Gather all lines with "zamonaviy" from the records.

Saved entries
★ ★ ★ ★ ★

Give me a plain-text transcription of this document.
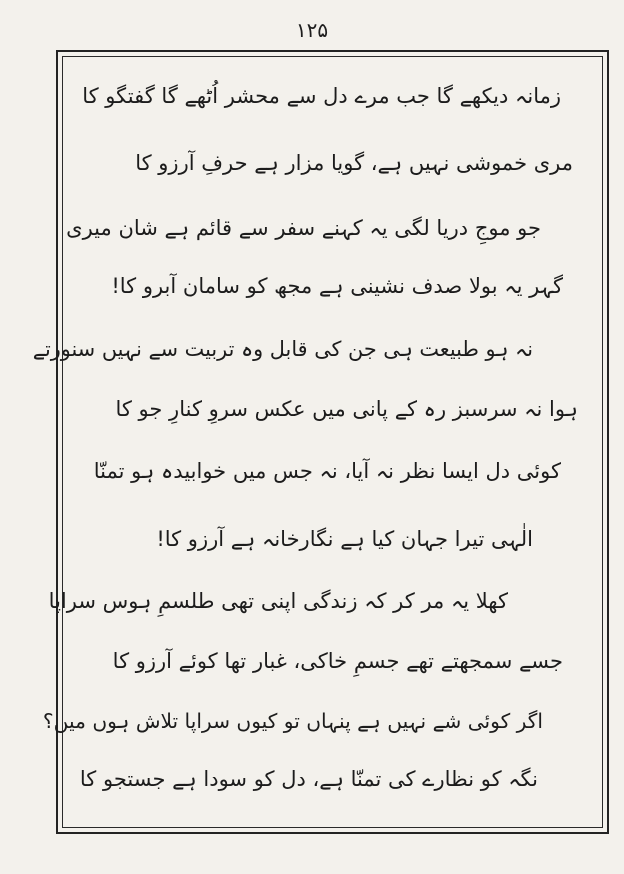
۱۲۵
زمانہ دیکھے گا جب مرے دل سے محشر اُٹھے گا گفتگو کا
مری خموشی نہیں ہے، گویا مزار ہے حرفِ آرزو کا
جو موجِ دریا لگی یہ کہنے سفر سے قائم ہے شان میری
گہر یہ بولا صدف نشینی ہے مجھ کو سامان آبرو کا!
نہ ہو طبیعت ہی جن کی قابل وہ تربیت سے نہیں سنورتے
ہوا نہ سرسبز رہ کے پانی میں عکس سروِ کنارِ جو کا
کوئی دل ایسا نظر نہ آیا، نہ جس میں خوابیدہ ہو تمنّا
الٰہی تیرا جہان کیا ہے نگارخانہ ہے آرزو کا!
کھلا یہ مر کر کہ زندگی اپنی تھی طلسمِ ہوس سراپا
جسے سمجھتے تھے جسمِ خاکی، غبار تھا کوئے آرزو کا
اگر کوئی شے نہیں ہے پنہاں تو کیوں سراپا تلاش ہوں میں؟
نگہ کو نظارے کی تمنّا ہے، دل کو سودا ہے جستجو کا
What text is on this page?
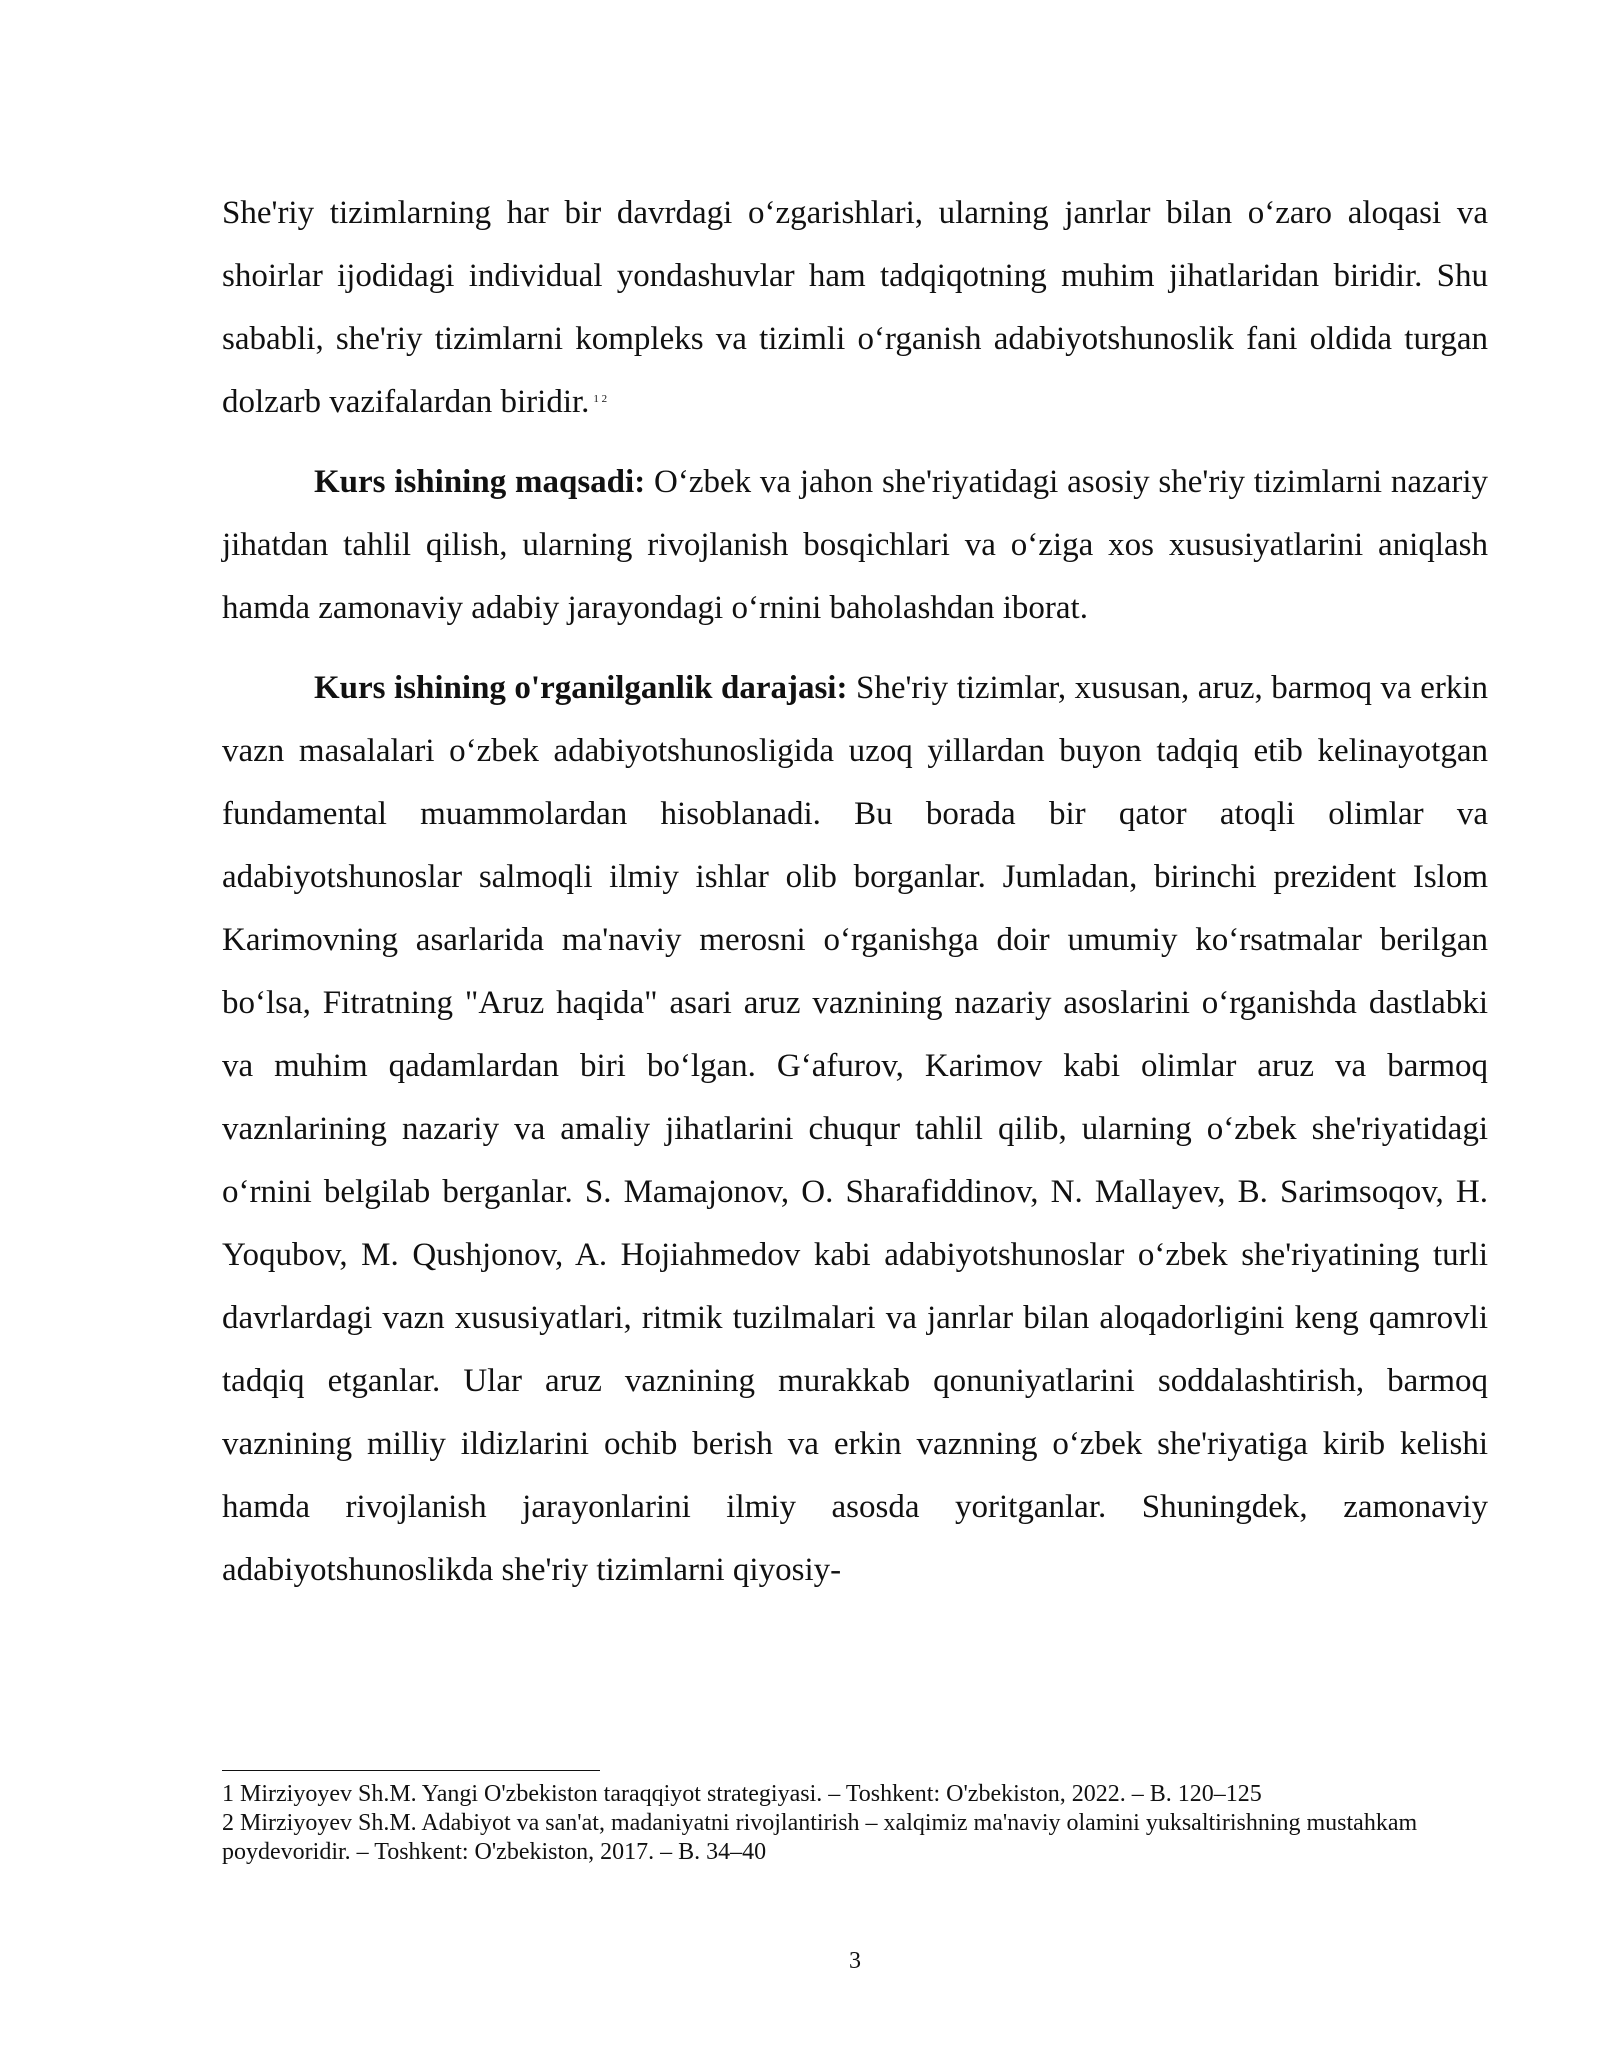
She'riy tizimlarning har bir davrdagi o‘zgarishlari, ularning janrlar bilan o‘zaro aloqasi va shoirlar ijodidagi individual yondashuvlar ham tadqiqotning muhim jihatlaridan biridir. Shu sababli, she'riy tizimlarni kompleks va tizimli o‘rganish adabiyotshunoslik fani oldida turgan dolzarb vazifalardan biridir. $^{1 2}$

Kurs ishining maqsadi: O‘zbek va jahon she'riyatidagi asosiy she'riy tizimlarni nazariy jihatdan tahlil qilish, ularning rivojlanish bosqichlari va o‘ziga xos xususiyatlarini aniqlash hamda zamonaviy adabiy jarayondagi o‘rnini baholashdan iborat.

Kurs ishining o'rganilganlik darajasi: She'riy tizimlar, xususan, aruz, barmoq va erkin vazn masalalari o‘zbek adabiyotshunosligida uzoq yillardan buyon tadqiq etib kelinayotgan fundamental muammolardan hisoblanadi. Bu borada bir qator atoqli olimlar va adabiyotshunoslar salmoqli ilmiy ishlar olib borganlar. Jumladan, birinchi prezident Islom Karimovning asarlarida ma'naviy merosni o‘rganishga doir umumiy ko‘rsatmalar berilgan bo‘lsa, Fitratning "Aruz haqida" asari aruz vaznining nazariy asoslarini o‘rganishda dastlabki va muhim qadamlardan biri bo‘lgan. G‘afurov, Karimov kabi olimlar aruz va barmoq vaznlarining nazariy va amaliy jihatlarini chuqur tahlil qilib, ularning o‘zbek she'riyatidagi o‘rnini belgilab berganlar. S. Mamajonov, O. Sharafiddinov, N. Mallayev, B. Sarimsoqov, H. Yoqubov, M. Qushjonov, A. Hojiahmedov kabi adabiyotshunoslar o‘zbek she'riyatining turli davrlardagi vazn xususiyatlari, ritmik tuzilmalari va janrlar bilan aloqadorligini keng qamrovli tadqiq etganlar. Ular aruz vaznining murakkab qonuniyatlarini soddalashtirish, barmoq vaznining milliy ildizlarini ochib berish va erkin vaznning o‘zbek she'riyatiga kirib kelishi hamda rivojlanish jarayonlarini ilmiy asosda yoritganlar. Shuningdek, zamonaviy adabiyotshunoslikda she'riy tizimlarni qiyosiy-

1 Mirziyoyev Sh.M. Yangi O'zbekiston taraqqiyot strategiyasi. – Toshkent: O'zbekiston, 2022. – B. 120–125

2 Mirziyoyev Sh.M. Adabiyot va san'at, madaniyatni rivojlantirish – xalqimiz ma'naviy olamini yuksaltirishning mustahkam poydevoridir. – Toshkent: O'zbekiston, 2017. – B. 34–40

3
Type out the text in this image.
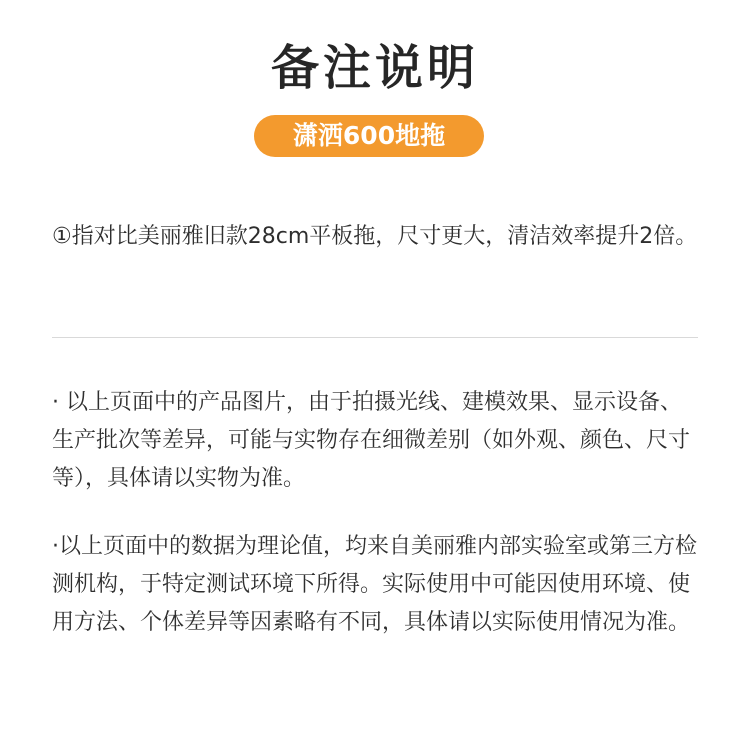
备注说明
潇洒600地拖
①指对比美丽雅旧款28cm平板拖，尺寸更大，清洁效率提升2倍。
· 以上页面中的产品图片，由于拍摄光线、建模效果、显示设备、生产批次等差异，可能与实物存在细微差别（如外观、颜色、尺寸等），具体请以实物为准。
·以上页面中的数据为理论值，均来自美丽雅内部实验室或第三方检测机构，于特定测试环境下所得。实际使用中可能因使用环境、使用方法、个体差异等因素略有不同，具体请以实际使用情况为准。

★ ★ ★ ★ ★

■ EXERCISE SOLUTION
Kurs ishining maqsadi: O‘zbek va jahon she'riyatidagi asosiy she'riy tizimlarni nazariy jihatdan tahlil qilish, ularning rivojlanish bosqichlari va o‘ziga xos xususiyatlarini aniqlash hamda zamonaviy adabiy jarayondagi o‘rnini baholashdan iborat.
Kurs ishining o'rganilganlik darajasi: She'riy tizimlar, xususan, aruz, barmoq va erkin vazn masalalari o‘zbek adabiyotshunosligida uzoq yillardan buyon tadqiq etib kelinayotgan fundamental muammolardan hisoblanadi. Bu borada bir qator atoqli olimlar va adabiyotshunoslar salmoqli ilmiy ishlar olib borganlar. Jumladan, birinchi prezident Islom Karimovning asarlarida ma'naviy merosni o‘rganishga doir umumiy ko‘rsatmalar berilgan bo‘lsa, Fitratning "Aruz haqida" asari aruz vaznining nazariy asoslarini o‘rganishda dastlabki va muhim qadamlardan biri bo‘lgan. G‘afurov, Karimov kabi olimlar aruz va barmoq vaznlarining nazariy va amaliy jihatlarini chuqur tahlil qilib, ularning o‘zbek she'riyatidagi o‘rnini belgilab berganlar. S. Mamajonov, O. Sharafiddinov, N. Mallayev, B. Sarimsoqov, H. Yoqubov, M. Qushjonov, A. Hojiahmedov kabi adabiyotshunoslar o‘zbek she'riyatining turli davrlardagi vazn xususiyatlari, ritmik tuzilmalari va janrlar bilan aloqadorligini keng qamrovli tadqiq etganlar. Ular aruz vaznining murakkab qonuniyatlarini soddalashtirish, barmoq vaznining milliy ildizlarini ochib berish va erkin vaznning o‘zbek she'riyatiga kirib kelishi hamda rivojlanish jarayonlarini ilmiy asosda yoritganlar. Shuningdek, zamonaviy adabiyotshunoslikda she'riy tizimlarni qiyosiy-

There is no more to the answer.